— start —
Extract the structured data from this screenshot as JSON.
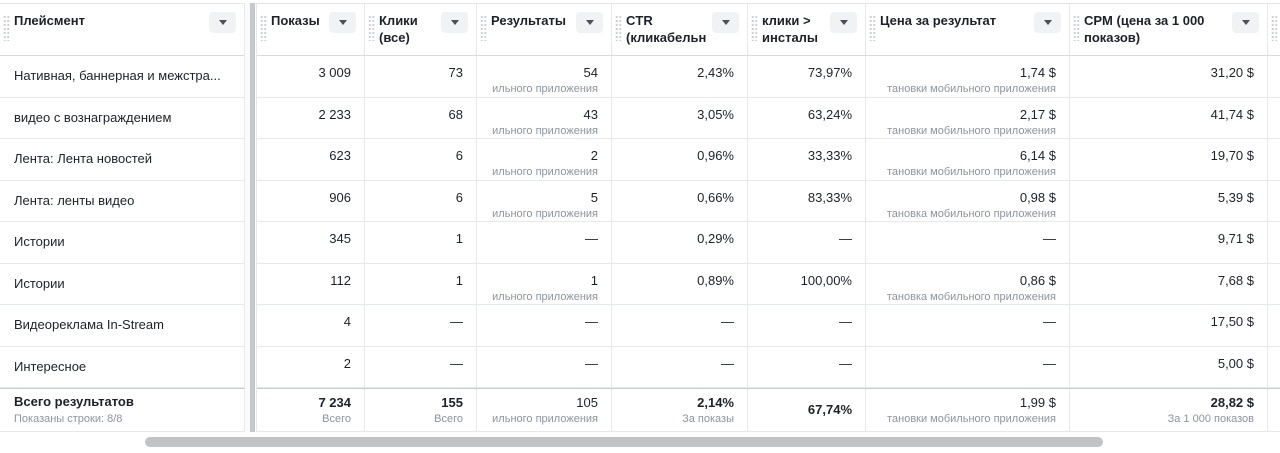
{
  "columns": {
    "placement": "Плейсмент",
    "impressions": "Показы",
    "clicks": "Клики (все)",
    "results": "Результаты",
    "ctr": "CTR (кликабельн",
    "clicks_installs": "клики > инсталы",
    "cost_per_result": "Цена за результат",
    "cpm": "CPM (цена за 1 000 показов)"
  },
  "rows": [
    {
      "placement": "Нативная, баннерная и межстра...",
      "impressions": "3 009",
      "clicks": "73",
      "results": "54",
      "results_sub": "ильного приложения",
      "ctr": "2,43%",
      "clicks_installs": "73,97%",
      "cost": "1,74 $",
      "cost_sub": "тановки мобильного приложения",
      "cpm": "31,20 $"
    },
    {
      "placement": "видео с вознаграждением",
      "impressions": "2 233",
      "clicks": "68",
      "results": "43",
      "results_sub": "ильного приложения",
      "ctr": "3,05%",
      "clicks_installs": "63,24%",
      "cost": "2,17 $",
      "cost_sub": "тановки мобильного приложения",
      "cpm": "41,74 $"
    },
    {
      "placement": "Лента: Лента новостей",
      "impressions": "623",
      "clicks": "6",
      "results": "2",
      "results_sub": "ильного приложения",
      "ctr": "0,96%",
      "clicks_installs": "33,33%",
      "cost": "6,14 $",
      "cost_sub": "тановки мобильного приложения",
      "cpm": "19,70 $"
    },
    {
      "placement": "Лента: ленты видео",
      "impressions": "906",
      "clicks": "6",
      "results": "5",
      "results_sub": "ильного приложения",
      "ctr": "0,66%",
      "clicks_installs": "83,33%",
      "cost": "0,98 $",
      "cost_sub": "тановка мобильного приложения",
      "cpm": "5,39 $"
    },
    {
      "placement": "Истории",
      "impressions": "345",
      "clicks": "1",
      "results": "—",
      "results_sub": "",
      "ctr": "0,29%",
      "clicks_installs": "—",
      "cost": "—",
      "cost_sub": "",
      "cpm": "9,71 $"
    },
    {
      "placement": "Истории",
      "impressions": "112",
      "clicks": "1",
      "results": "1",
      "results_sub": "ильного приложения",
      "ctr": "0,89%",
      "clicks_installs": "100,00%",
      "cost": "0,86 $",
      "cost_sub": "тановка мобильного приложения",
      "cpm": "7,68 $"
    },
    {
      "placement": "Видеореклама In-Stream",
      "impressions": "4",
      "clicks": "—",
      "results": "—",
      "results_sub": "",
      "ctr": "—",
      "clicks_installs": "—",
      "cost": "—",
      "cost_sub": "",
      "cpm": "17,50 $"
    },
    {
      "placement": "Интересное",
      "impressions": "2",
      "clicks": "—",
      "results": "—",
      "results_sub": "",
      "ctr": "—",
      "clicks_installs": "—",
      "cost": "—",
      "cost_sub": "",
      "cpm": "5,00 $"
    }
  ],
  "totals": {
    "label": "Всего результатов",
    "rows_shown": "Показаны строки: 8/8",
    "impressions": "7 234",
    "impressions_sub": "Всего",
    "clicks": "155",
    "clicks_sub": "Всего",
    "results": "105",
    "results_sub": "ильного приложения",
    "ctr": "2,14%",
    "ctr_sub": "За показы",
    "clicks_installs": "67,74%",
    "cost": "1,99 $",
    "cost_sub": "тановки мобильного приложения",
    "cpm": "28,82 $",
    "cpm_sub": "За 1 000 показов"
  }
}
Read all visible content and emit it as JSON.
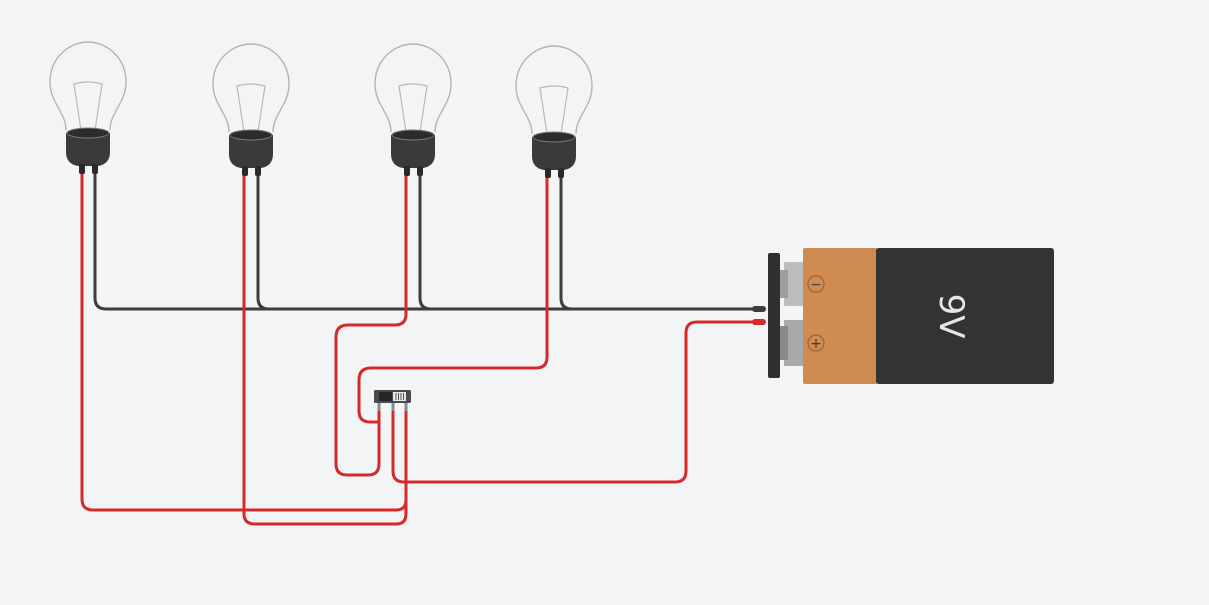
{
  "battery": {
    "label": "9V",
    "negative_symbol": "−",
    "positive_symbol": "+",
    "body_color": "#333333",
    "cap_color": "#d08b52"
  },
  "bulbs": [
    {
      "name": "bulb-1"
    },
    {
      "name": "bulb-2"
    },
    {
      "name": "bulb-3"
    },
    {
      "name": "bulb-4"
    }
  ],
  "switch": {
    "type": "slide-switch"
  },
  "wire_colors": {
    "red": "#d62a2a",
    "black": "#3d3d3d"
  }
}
— end —
From the data, list each line in which the string "name" appears.

Exercise result
      "name": "bulb-1"
      "name": "bulb-2"
      "name": "bulb-3"
      "name": "bulb-4"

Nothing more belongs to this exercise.